▶ **YOUR OBJECTIVE**: Copy nothing before the line that contains "Read this page and output its text content."; from there, transcribe each line exactly through the end of the material, omitting pictures.

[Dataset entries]
__________

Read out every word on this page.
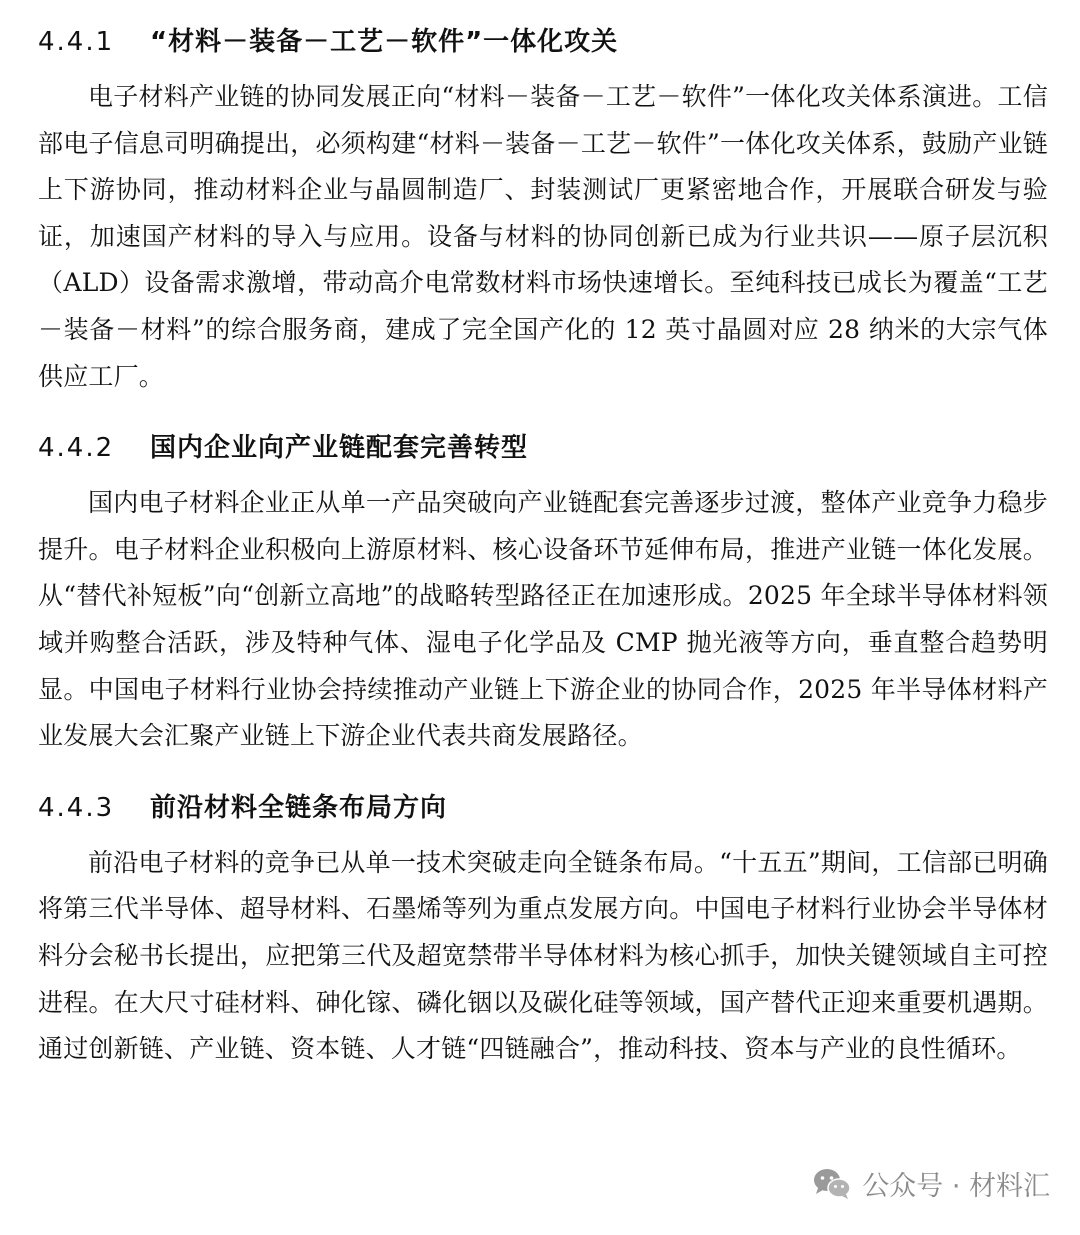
4.4.1 “材料－装备－工艺－软件”一体化攻关

电子材料产业链的协同发展正向“材料－装备－工艺－软件”一体化攻关体系演进。工信部电子信息司明确提出，必须构建“材料－装备－工艺－软件”一体化攻关体系，鼓励产业链上下游协同，推动材料企业与晶圆制造厂、封装测试厂更紧密地合作，开展联合研发与验证，加速国产材料的导入与应用。设备与材料的协同创新已成为行业共识——原子层沉积（ALD）设备需求激增，带动高介电常数材料市场快速增长。至纯科技已成长为覆盖“工艺－装备－材料”的综合服务商，建成了完全国产化的 12 英寸晶圆对应 28 纳米的大宗气体供应工厂。

4.4.2 国内企业向产业链配套完善转型

国内电子材料企业正从单一产品突破向产业链配套完善逐步过渡，整体产业竞争力稳步提升。电子材料企业积极向上游原材料、核心设备环节延伸布局，推进产业链一体化发展。从“替代补短板”向“创新立高地”的战略转型路径正在加速形成。2025 年全球半导体材料领域并购整合活跃，涉及特种气体、湿电子化学品及 CMP 抛光液等方向，垂直整合趋势明显。中国电子材料行业协会持续推动产业链上下游企业的协同合作，2025 年半导体材料产业发展大会汇聚产业链上下游企业代表共商发展路径。

4.4.3 前沿材料全链条布局方向

前沿电子材料的竞争已从单一技术突破走向全链条布局。“十五五”期间，工信部已明确将第三代半导体、超导材料、石墨烯等列为重点发展方向。中国电子材料行业协会半导体材料分会秘书长提出，应把第三代及超宽禁带半导体材料为核心抓手，加快关键领域自主可控进程。在大尺寸硅材料、砷化镓、磷化铟以及碳化硅等领域，国产替代正迎来重要机遇期。通过创新链、产业链、资本链、人才链“四链融合”，推动科技、资本与产业的良性循环。

公众号 · 材料汇
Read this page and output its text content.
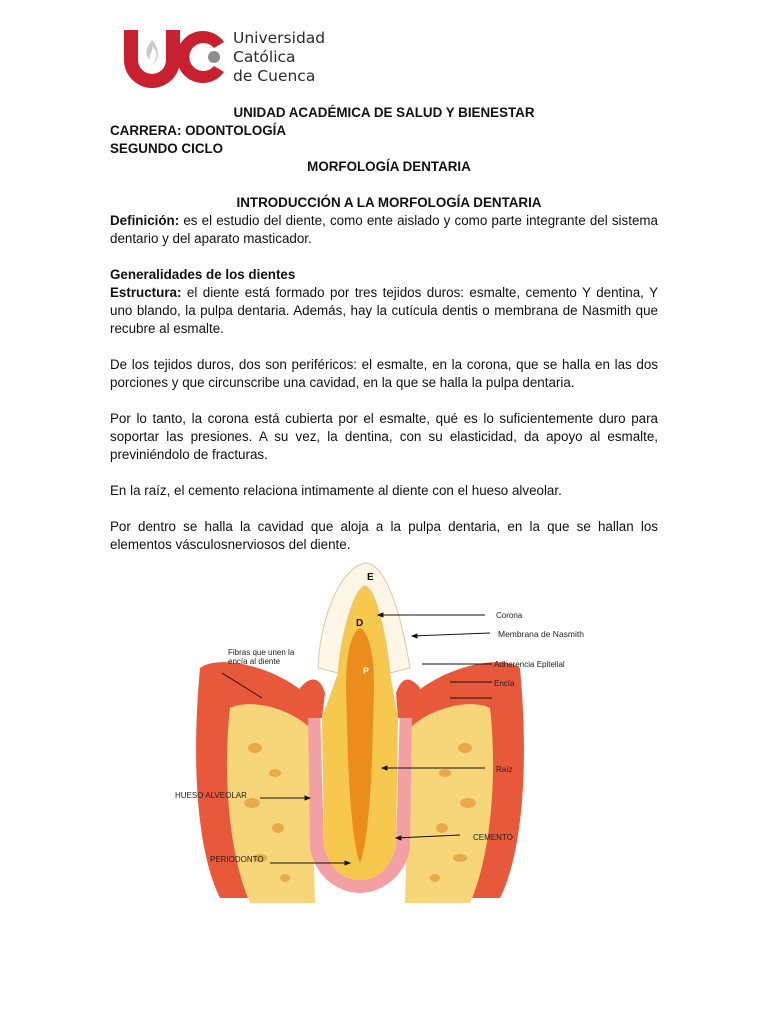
Universidad
Católica
de Cuenca
UNIDAD ACADÉMICA DE SALUD Y BIENESTAR
CARRERA: ODONTOLOGÍA
SEGUNDO CICLO
MORFOLOGÍA DENTARIA
INTRODUCCIÓN A LA MORFOLOGÍA DENTARIA

Definición: es el estudio del diente, como ente aislado y como parte integrante del sistema dentario y del aparato masticador.

Generalidades de los dientes

Estructura: el diente está formado por tres tejidos duros: esmalte, cemento Y dentina, Y uno blando, la pulpa dentaria. Además, hay la cutícula dentis o membrana de Nasmith que recubre al esmalte.

De los tejidos duros, dos son periféricos: el esmalte, en la corona, que se halla en las dos porciones y que circunscribe una cavidad, en la que se halla la pulpa dentaria.

Por lo tanto, la corona está cubierta por el esmalte, qué es lo suficientemente duro para soportar las presiones. A su vez, la dentina, con su elasticidad, da apoyo al esmalte, previniéndolo de fracturas.

En la raíz, el cemento relaciona intimamente al diente con el hueso alveolar.

Por dentro se halla la cavidad que aloja a la pulpa dentaria, en la que se hallan los elementos vásculosnerviosos del diente.

E
D
P
Corona
Membrana de Nasmith
Adherencia Epitelial
Encía
Raíz
CEMENTO
Fibras que unen la
encía al diente
HUESO ALVEOLAR
PERIODONTO
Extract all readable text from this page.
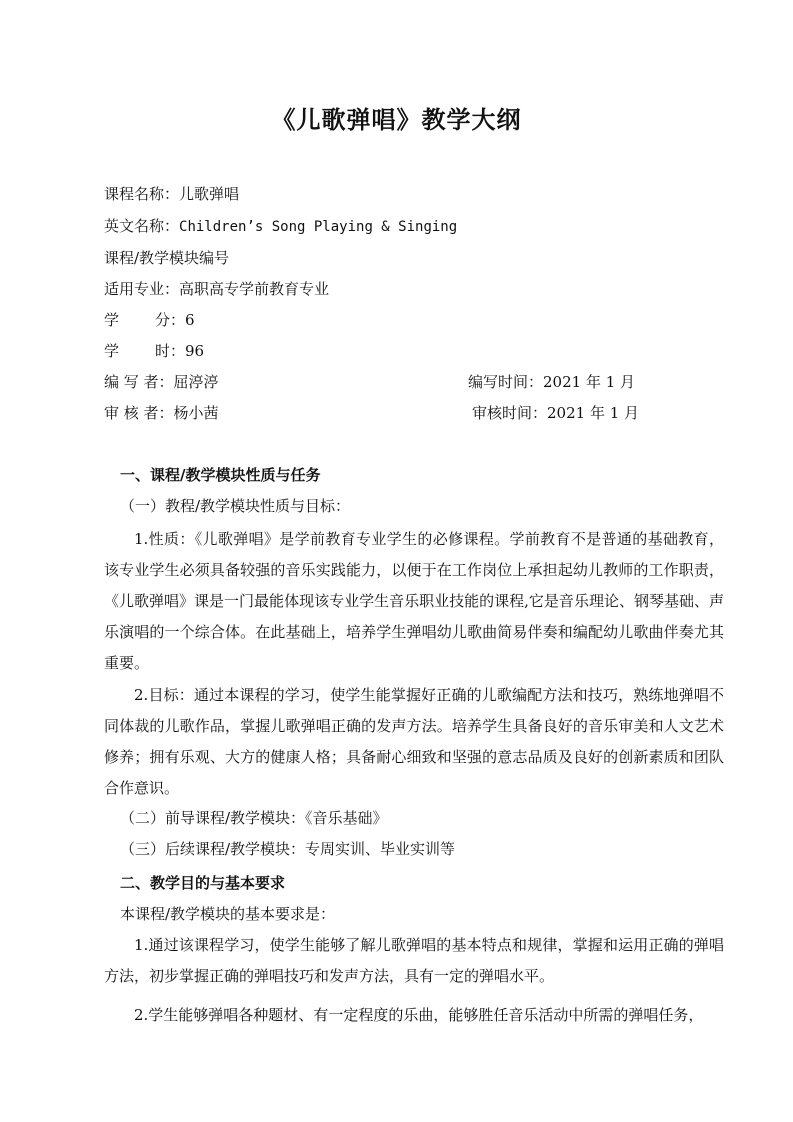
《儿歌弹唱》教学大纲
课程名称：儿歌弹唱
英文名称：Children’s Song Playing & Singing
课程/教学模块编号
适用专业：高职高专学前教育专业
学 分：6
学 时：96
编 写 者：屈渟渟	编写时间：2021 年 1 月
审 核 者：杨小茜	审核时间：2021 年 1 月
一、课程/教学模块性质与任务
（一）教程/教学模块性质与目标：
1.性质：《儿歌弹唱》是学前教育专业学生的必修课程。学前教育不是普通的基础教育，该专业学生必须具备较强的音乐实践能力，以便于在工作岗位上承担起幼儿教师的工作职责，《儿歌弹唱》课是一门最能体现该专业学生音乐职业技能的课程,它是音乐理论、钢琴基础、声乐演唱的一个综合体。在此基础上，培养学生弹唱幼儿歌曲简易伴奏和编配幼儿歌曲伴奏尤其重要。
2.目标：通过本课程的学习，使学生能掌握好正确的儿歌编配方法和技巧，熟练地弹唱不同体裁的儿歌作品，掌握儿歌弹唱正确的发声方法。培养学生具备良好的音乐审美和人文艺术修养；拥有乐观、大方的健康人格；具备耐心细致和坚强的意志品质及良好的创新素质和团队合作意识。
（二）前导课程/教学模块：《音乐基础》
（三）后续课程/教学模块：专周实训、毕业实训等
二、教学目的与基本要求
本课程/教学模块的基本要求是：
1.通过该课程学习，使学生能够了解儿歌弹唱的基本特点和规律，掌握和运用正确的弹唱方法，初步掌握正确的弹唱技巧和发声方法，具有一定的弹唱水平。
2.学生能够弹唱各种题材、有一定程度的乐曲，能够胜任音乐活动中所需的弹唱任务，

__________

▶ **REPLY**:
Read this page and output its text content.
Universidad
Católica
de Cuenca
UNIDAD ACADÉMICA DE SALUD Y BIENESTAR
CARRERA: ODONTOLOGÍA
SEGUNDO CICLO
MORFOLOGÍA DENTARIA
INTRODUCCIÓN A LA MORFOLOGÍA DENTARIA

Definición: es el estudio del diente, como ente aislado y como parte integrante del sistema dentario y del aparato masticador.

Generalidades de los dientes

Estructura: el diente está formado por tres tejidos duros: esmalte, cemento Y dentina, Y uno blando, la pulpa dentaria. Además, hay la cutícula dentis o membrana de Nasmith que recubre al esmalte.

De los tejidos duros, dos son periféricos: el esmalte, en la corona, que se halla en las dos porciones y que circunscribe una cavidad, en la que se halla la pulpa dentaria.

Por lo tanto, la corona está cubierta por el esmalte, qué es lo suficientemente duro para soportar las presiones. A su vez, la dentina, con su elasticidad, da apoyo al esmalte, previniéndolo de fracturas.

En la raíz, el cemento relaciona intimamente al diente con el hueso alveolar.

Por dentro se halla la cavidad que aloja a la pulpa dentaria, en la que se hallan los elementos vásculosnerviosos del diente.

E
D
P
Corona
Membrana de Nasmith
Adherencia Epitelial
Encía
Raíz
CEMENTO
Fibras que unen la
encía al diente
HUESO ALVEOLAR
PERIODONTO
Extract all readable text from this page.
《儿歌弹唱》教学大纲
课程名称：儿歌弹唱
英文名称：Children’s Song Playing & Singing
课程/教学模块编号
适用专业：高职高专学前教育专业
学 分：6
学 时：96
编 写 者：屈渟渟	编写时间：2021 年 1 月
审 核 者：杨小茜	审核时间：2021 年 1 月
一、课程/教学模块性质与任务
（一）教程/教学模块性质与目标：
1.性质：《儿歌弹唱》是学前教育专业学生的必修课程。学前教育不是普通的基础教育，该专业学生必须具备较强的音乐实践能力，以便于在工作岗位上承担起幼儿教师的工作职责，《儿歌弹唱》课是一门最能体现该专业学生音乐职业技能的课程,它是音乐理论、钢琴基础、声乐演唱的一个综合体。在此基础上，培养学生弹唱幼儿歌曲简易伴奏和编配幼儿歌曲伴奏尤其重要。
2.目标：通过本课程的学习，使学生能掌握好正确的儿歌编配方法和技巧，熟练地弹唱不同体裁的儿歌作品，掌握儿歌弹唱正确的发声方法。培养学生具备良好的音乐审美和人文艺术修养；拥有乐观、大方的健康人格；具备耐心细致和坚强的意志品质及良好的创新素质和团队合作意识。
（二）前导课程/教学模块：《音乐基础》
（三）后续课程/教学模块：专周实训、毕业实训等
二、教学目的与基本要求
本课程/教学模块的基本要求是：
1.通过该课程学习，使学生能够了解儿歌弹唱的基本特点和规律，掌握和运用正确的弹唱方法，初步掌握正确的弹唱技巧和发声方法，具有一定的弹唱水平。
2.学生能够弹唱各种题材、有一定程度的乐曲，能够胜任音乐活动中所需的弹唱任务，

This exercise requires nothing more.